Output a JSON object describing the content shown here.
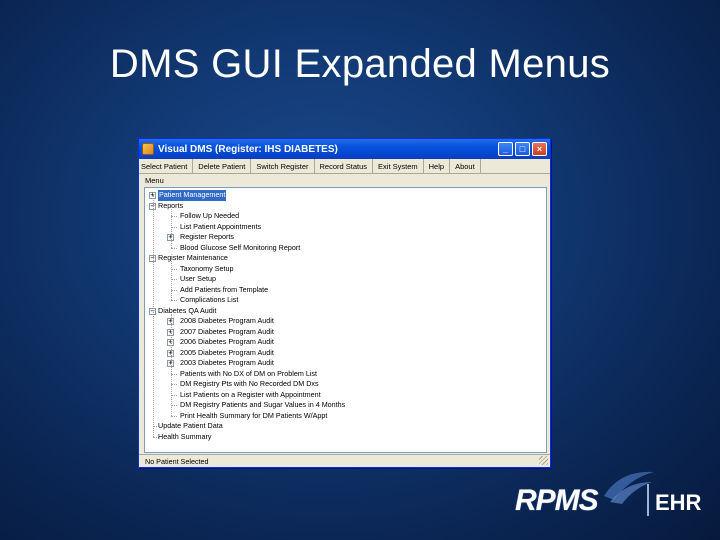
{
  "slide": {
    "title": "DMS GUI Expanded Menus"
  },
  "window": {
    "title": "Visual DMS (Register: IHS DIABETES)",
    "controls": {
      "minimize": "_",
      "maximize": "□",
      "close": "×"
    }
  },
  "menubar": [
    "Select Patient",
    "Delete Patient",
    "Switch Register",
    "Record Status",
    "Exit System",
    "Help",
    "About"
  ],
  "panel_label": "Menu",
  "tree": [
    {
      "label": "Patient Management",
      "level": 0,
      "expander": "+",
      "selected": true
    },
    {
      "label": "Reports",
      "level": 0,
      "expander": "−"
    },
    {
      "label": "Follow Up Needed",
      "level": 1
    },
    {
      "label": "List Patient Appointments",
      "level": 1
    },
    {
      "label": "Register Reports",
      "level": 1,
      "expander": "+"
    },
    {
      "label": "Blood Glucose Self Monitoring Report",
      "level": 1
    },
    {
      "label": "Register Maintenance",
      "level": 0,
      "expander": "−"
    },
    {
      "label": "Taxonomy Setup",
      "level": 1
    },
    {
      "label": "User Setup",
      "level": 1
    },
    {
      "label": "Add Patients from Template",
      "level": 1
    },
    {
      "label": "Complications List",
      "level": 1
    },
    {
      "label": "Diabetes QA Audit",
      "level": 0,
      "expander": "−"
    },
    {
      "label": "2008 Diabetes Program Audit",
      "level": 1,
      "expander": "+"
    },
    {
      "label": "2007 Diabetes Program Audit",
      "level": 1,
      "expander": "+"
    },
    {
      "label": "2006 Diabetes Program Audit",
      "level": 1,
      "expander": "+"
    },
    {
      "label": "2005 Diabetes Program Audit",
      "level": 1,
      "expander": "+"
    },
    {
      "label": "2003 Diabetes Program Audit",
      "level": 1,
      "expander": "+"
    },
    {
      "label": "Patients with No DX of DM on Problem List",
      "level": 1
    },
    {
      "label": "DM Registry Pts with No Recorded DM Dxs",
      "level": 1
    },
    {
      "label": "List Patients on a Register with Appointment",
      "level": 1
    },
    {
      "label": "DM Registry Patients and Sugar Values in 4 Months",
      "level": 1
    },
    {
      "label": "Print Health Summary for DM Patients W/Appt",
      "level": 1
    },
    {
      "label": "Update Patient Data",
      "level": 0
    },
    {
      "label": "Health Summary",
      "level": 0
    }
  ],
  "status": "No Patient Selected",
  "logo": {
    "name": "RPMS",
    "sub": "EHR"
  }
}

--

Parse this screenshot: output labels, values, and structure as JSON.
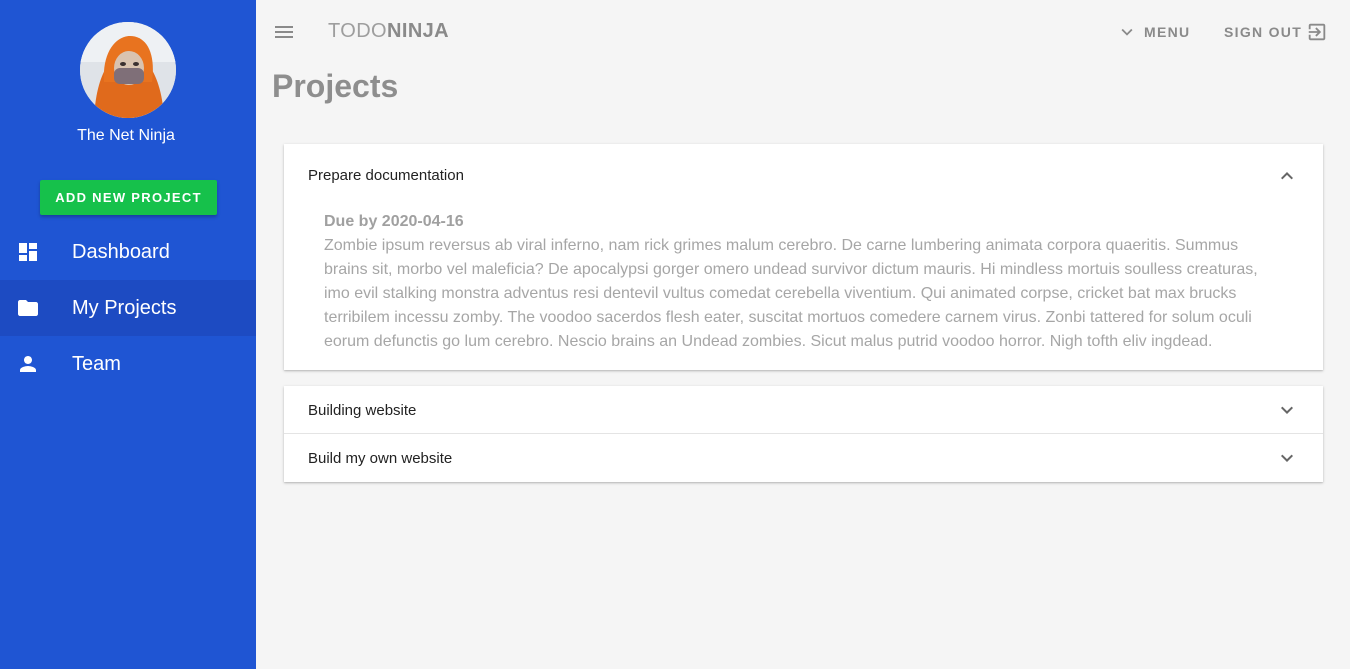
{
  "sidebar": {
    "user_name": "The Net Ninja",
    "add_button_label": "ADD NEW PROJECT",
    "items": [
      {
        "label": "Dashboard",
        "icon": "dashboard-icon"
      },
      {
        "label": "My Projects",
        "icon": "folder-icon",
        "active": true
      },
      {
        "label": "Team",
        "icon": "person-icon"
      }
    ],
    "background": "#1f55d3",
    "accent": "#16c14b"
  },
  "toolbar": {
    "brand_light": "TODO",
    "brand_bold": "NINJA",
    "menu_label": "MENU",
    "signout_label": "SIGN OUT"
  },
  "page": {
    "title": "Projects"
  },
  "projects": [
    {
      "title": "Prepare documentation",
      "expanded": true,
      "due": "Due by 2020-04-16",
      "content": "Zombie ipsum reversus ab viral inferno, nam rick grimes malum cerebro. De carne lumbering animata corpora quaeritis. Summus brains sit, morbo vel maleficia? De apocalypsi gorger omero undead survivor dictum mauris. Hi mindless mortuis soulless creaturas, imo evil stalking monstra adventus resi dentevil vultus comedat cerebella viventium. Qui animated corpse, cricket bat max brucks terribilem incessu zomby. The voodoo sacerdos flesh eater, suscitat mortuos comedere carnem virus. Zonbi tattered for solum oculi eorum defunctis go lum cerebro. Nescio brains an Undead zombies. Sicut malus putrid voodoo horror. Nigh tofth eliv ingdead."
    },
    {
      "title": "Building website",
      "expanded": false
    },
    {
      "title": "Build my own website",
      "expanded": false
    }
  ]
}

--

**WORK INSTRUCTION**: Scan the records for the word "title". Copy each line where it turns up.

**RESPONSE**:
    "title": "DMS GUI Expanded Menus"
    "title": "Visual DMS (Register: IHS DIABETES)",
    "title": "Projects"
      "title": "Prepare documentation",
      "title": "Building website",
      "title": "Build my own website",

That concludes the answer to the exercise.